#### What the exercise asks
Repeat each record exactly as written, and drop any images.

start Data to process

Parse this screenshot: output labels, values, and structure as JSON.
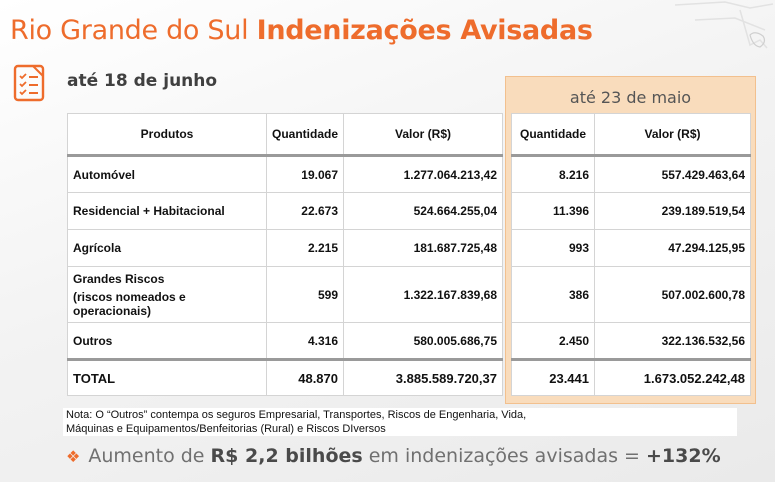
{
  "header": {
    "title_regular": "Rio Grande do Sul",
    "title_bold": "Indenizações Avisadas",
    "subtitle_june": "até 18 de junho",
    "label_may": "até 23 de maio"
  },
  "table_june": {
    "headers": [
      "Produtos",
      "Quantidade",
      "Valor (R$)"
    ],
    "rows": [
      {
        "product": "Automóvel",
        "product_line2": "",
        "qty": "19.067",
        "value": "1.277.064.213,42"
      },
      {
        "product": "Residencial + Habitacional",
        "product_line2": "",
        "qty": "22.673",
        "value": "524.664.255,04"
      },
      {
        "product": "Agrícola",
        "product_line2": "",
        "qty": "2.215",
        "value": "181.687.725,48"
      },
      {
        "product": "Grandes Riscos",
        "product_line2": "(riscos nomeados e operacionais)",
        "qty": "599",
        "value": "1.322.167.839,68"
      },
      {
        "product": "Outros",
        "product_line2": "",
        "qty": "4.316",
        "value": "580.005.686,75"
      }
    ],
    "total": {
      "label": "TOTAL",
      "qty": "48.870",
      "value": "3.885.589.720,37"
    }
  },
  "table_may": {
    "headers": [
      "Quantidade",
      "Valor (R$)"
    ],
    "rows": [
      {
        "qty": "8.216",
        "value": "557.429.463,64"
      },
      {
        "qty": "11.396",
        "value": "239.189.519,54"
      },
      {
        "qty": "993",
        "value": "47.294.125,95"
      },
      {
        "qty": "386",
        "value": "507.002.600,78"
      },
      {
        "qty": "2.450",
        "value": "322.136.532,56"
      }
    ],
    "total": {
      "qty": "23.441",
      "value": "1.673.052.242,48"
    }
  },
  "note": {
    "line1": "Nota: O “Outros” contempa os seguros Empresarial, Transportes, Riscos de Engenharia, Vida,",
    "line2": "Máquinas e Equipamentos/Benfeitorias (Rural) e Riscos DIversos"
  },
  "summary": {
    "prefix": "Aumento de",
    "amount": "R$ 2,2 bilhões",
    "middle": "em indenizações avisadas =",
    "percent": "+132%"
  },
  "colors": {
    "accent": "#ee6c2c",
    "may_panel": "#f9dcbc",
    "text": "#404040"
  },
  "icons": {
    "header_icon": "checklist-document-icon",
    "bullet": "diamond-bullet-icon"
  }
}
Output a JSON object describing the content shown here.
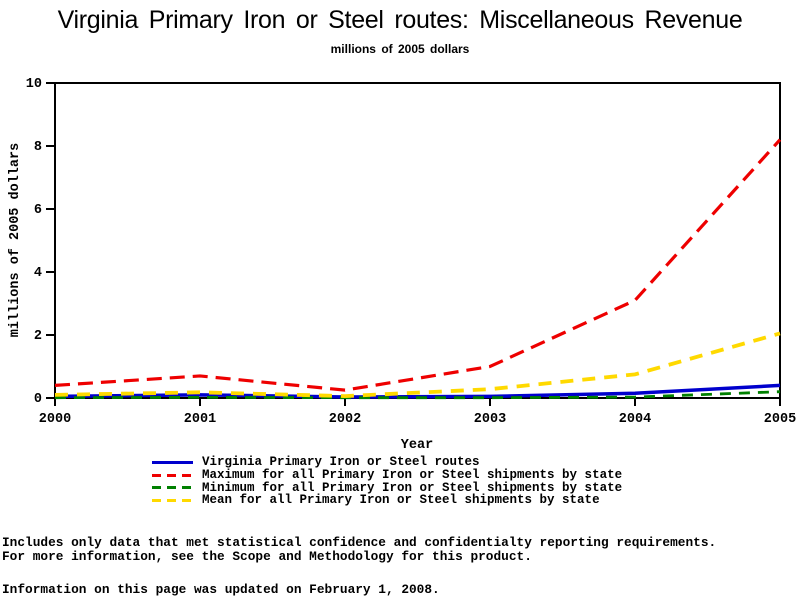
{
  "header": {
    "title": "Virginia Primary Iron or Steel routes: Miscellaneous Revenue",
    "subtitle": "millions of 2005 dollars"
  },
  "chart_data": {
    "type": "line",
    "title": "Virginia Primary Iron or Steel routes: Miscellaneous Revenue",
    "subtitle": "millions of 2005 dollars",
    "xlabel": "Year",
    "ylabel": "millions of 2005 dollars",
    "x": [
      2000,
      2001,
      2002,
      2003,
      2004,
      2005
    ],
    "xlim": [
      2000,
      2005
    ],
    "ylim": [
      0,
      10
    ],
    "yticks": [
      0,
      2,
      4,
      6,
      8,
      10
    ],
    "grid": false,
    "legend_position": "bottom",
    "series": [
      {
        "name": "Virginia Primary Iron or Steel routes",
        "color": "#0000cd",
        "style": "solid",
        "values": [
          0.05,
          0.1,
          0.03,
          0.05,
          0.15,
          0.4
        ]
      },
      {
        "name": "Maximum for all Primary Iron or Steel shipments by state",
        "color": "#ee0000",
        "style": "dashed",
        "values": [
          0.4,
          0.7,
          0.25,
          1.0,
          3.1,
          8.2
        ]
      },
      {
        "name": "Minimum for all Primary Iron or Steel shipments by state",
        "color": "#008000",
        "style": "dashed",
        "values": [
          0.01,
          0.02,
          0.01,
          0.01,
          0.03,
          0.2
        ]
      },
      {
        "name": "Mean for all Primary Iron or Steel shipments by state",
        "color": "#ffd900",
        "style": "dashed",
        "values": [
          0.1,
          0.18,
          0.06,
          0.28,
          0.75,
          2.05
        ]
      }
    ]
  },
  "footnotes": {
    "line1": "Includes only data that met statistical confidence and confidentialty reporting requirements.",
    "line2": "For more information, see the Scope and Methodology for this product.",
    "updated": "Information on this page was updated on February 1, 2008."
  }
}
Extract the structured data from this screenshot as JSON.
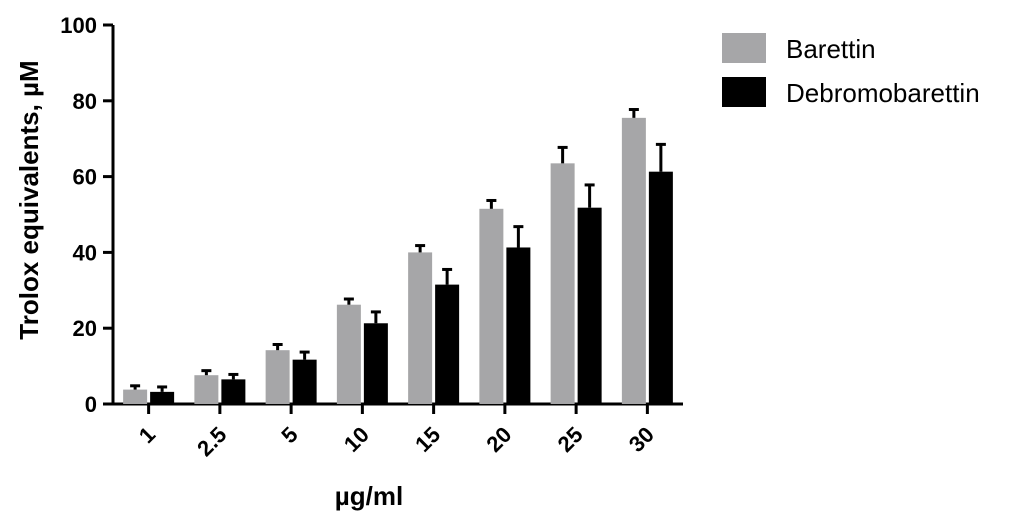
{
  "chart_data": {
    "type": "bar",
    "title": "",
    "xlabel": "µg/ml",
    "ylabel": "Trolox equivalents, µM",
    "categories": [
      "1",
      "2.5",
      "5",
      "10",
      "15",
      "20",
      "25",
      "30"
    ],
    "ylim": [
      0,
      100
    ],
    "yticks": [
      0,
      20,
      40,
      60,
      80,
      100
    ],
    "grid": false,
    "legend_position": "top-right",
    "series": [
      {
        "name": "Barettin",
        "color": "#a6a6a8",
        "values": [
          3.8,
          7.6,
          14.2,
          26.2,
          40.0,
          51.5,
          63.5,
          75.5
        ],
        "errors": [
          1.0,
          1.2,
          1.5,
          1.5,
          1.8,
          2.2,
          4.2,
          2.2
        ]
      },
      {
        "name": "Debromobarettin",
        "color": "#000000",
        "values": [
          3.2,
          6.5,
          11.7,
          21.3,
          31.5,
          41.3,
          51.8,
          61.3
        ],
        "errors": [
          1.3,
          1.3,
          2.0,
          3.0,
          4.0,
          5.5,
          6.0,
          7.2
        ]
      }
    ]
  }
}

end Data to process

#### Expected output
Parse this screenshot: output labels, values, and structure as JSON.
{
  "header": {
    "title_regular": "Rio Grande do Sul",
    "title_bold": "Indenizações Avisadas",
    "subtitle_june": "até 18 de junho",
    "label_may": "até 23 de maio"
  },
  "table_june": {
    "headers": [
      "Produtos",
      "Quantidade",
      "Valor (R$)"
    ],
    "rows": [
      {
        "product": "Automóvel",
        "product_line2": "",
        "qty": "19.067",
        "value": "1.277.064.213,42"
      },
      {
        "product": "Residencial + Habitacional",
        "product_line2": "",
        "qty": "22.673",
        "value": "524.664.255,04"
      },
      {
        "product": "Agrícola",
        "product_line2": "",
        "qty": "2.215",
        "value": "181.687.725,48"
      },
      {
        "product": "Grandes Riscos",
        "product_line2": "(riscos nomeados e operacionais)",
        "qty": "599",
        "value": "1.322.167.839,68"
      },
      {
        "product": "Outros",
        "product_line2": "",
        "qty": "4.316",
        "value": "580.005.686,75"
      }
    ],
    "total": {
      "label": "TOTAL",
      "qty": "48.870",
      "value": "3.885.589.720,37"
    }
  },
  "table_may": {
    "headers": [
      "Quantidade",
      "Valor (R$)"
    ],
    "rows": [
      {
        "qty": "8.216",
        "value": "557.429.463,64"
      },
      {
        "qty": "11.396",
        "value": "239.189.519,54"
      },
      {
        "qty": "993",
        "value": "47.294.125,95"
      },
      {
        "qty": "386",
        "value": "507.002.600,78"
      },
      {
        "qty": "2.450",
        "value": "322.136.532,56"
      }
    ],
    "total": {
      "qty": "23.441",
      "value": "1.673.052.242,48"
    }
  },
  "note": {
    "line1": "Nota: O “Outros” contempa os seguros Empresarial, Transportes, Riscos de Engenharia, Vida,",
    "line2": "Máquinas e Equipamentos/Benfeitorias (Rural) e Riscos DIversos"
  },
  "summary": {
    "prefix": "Aumento de",
    "amount": "R$ 2,2 bilhões",
    "middle": "em indenizações avisadas =",
    "percent": "+132%"
  },
  "colors": {
    "accent": "#ee6c2c",
    "may_panel": "#f9dcbc",
    "text": "#404040"
  },
  "icons": {
    "header_icon": "checklist-document-icon",
    "bullet": "diamond-bullet-icon"
  }
}
Output a JSON object describing the content shown here.
{
  "header": {
    "title": "Virginia Primary Iron or Steel routes: Miscellaneous Revenue",
    "subtitle": "millions of 2005 dollars"
  },
  "chart_data": {
    "type": "line",
    "title": "Virginia Primary Iron or Steel routes: Miscellaneous Revenue",
    "subtitle": "millions of 2005 dollars",
    "xlabel": "Year",
    "ylabel": "millions of 2005 dollars",
    "x": [
      2000,
      2001,
      2002,
      2003,
      2004,
      2005
    ],
    "xlim": [
      2000,
      2005
    ],
    "ylim": [
      0,
      10
    ],
    "yticks": [
      0,
      2,
      4,
      6,
      8,
      10
    ],
    "grid": false,
    "legend_position": "bottom",
    "series": [
      {
        "name": "Virginia Primary Iron or Steel routes",
        "color": "#0000cd",
        "style": "solid",
        "values": [
          0.05,
          0.1,
          0.03,
          0.05,
          0.15,
          0.4
        ]
      },
      {
        "name": "Maximum for all Primary Iron or Steel shipments by state",
        "color": "#ee0000",
        "style": "dashed",
        "values": [
          0.4,
          0.7,
          0.25,
          1.0,
          3.1,
          8.2
        ]
      },
      {
        "name": "Minimum for all Primary Iron or Steel shipments by state",
        "color": "#008000",
        "style": "dashed",
        "values": [
          0.01,
          0.02,
          0.01,
          0.01,
          0.03,
          0.2
        ]
      },
      {
        "name": "Mean for all Primary Iron or Steel shipments by state",
        "color": "#ffd900",
        "style": "dashed",
        "values": [
          0.1,
          0.18,
          0.06,
          0.28,
          0.75,
          2.05
        ]
      }
    ]
  },
  "footnotes": {
    "line1": "Includes only data that met statistical confidence and confidentialty reporting requirements.",
    "line2": "For more information, see the Scope and Methodology for this product.",
    "updated": "Information on this page was updated on February 1, 2008."
  }
}
Extract the structured data from this screenshot as JSON.
{
  "chart_data": {
    "type": "bar",
    "title": "",
    "xlabel": "µg/ml",
    "ylabel": "Trolox equivalents, µM",
    "categories": [
      "1",
      "2.5",
      "5",
      "10",
      "15",
      "20",
      "25",
      "30"
    ],
    "ylim": [
      0,
      100
    ],
    "yticks": [
      0,
      20,
      40,
      60,
      80,
      100
    ],
    "grid": false,
    "legend_position": "top-right",
    "series": [
      {
        "name": "Barettin",
        "color": "#a6a6a8",
        "values": [
          3.8,
          7.6,
          14.2,
          26.2,
          40.0,
          51.5,
          63.5,
          75.5
        ],
        "errors": [
          1.0,
          1.2,
          1.5,
          1.5,
          1.8,
          2.2,
          4.2,
          2.2
        ]
      },
      {
        "name": "Debromobarettin",
        "color": "#000000",
        "values": [
          3.2,
          6.5,
          11.7,
          21.3,
          31.5,
          41.3,
          51.8,
          61.3
        ],
        "errors": [
          1.3,
          1.3,
          2.0,
          3.0,
          4.0,
          5.5,
          6.0,
          7.2
        ]
      }
    ]
  }
}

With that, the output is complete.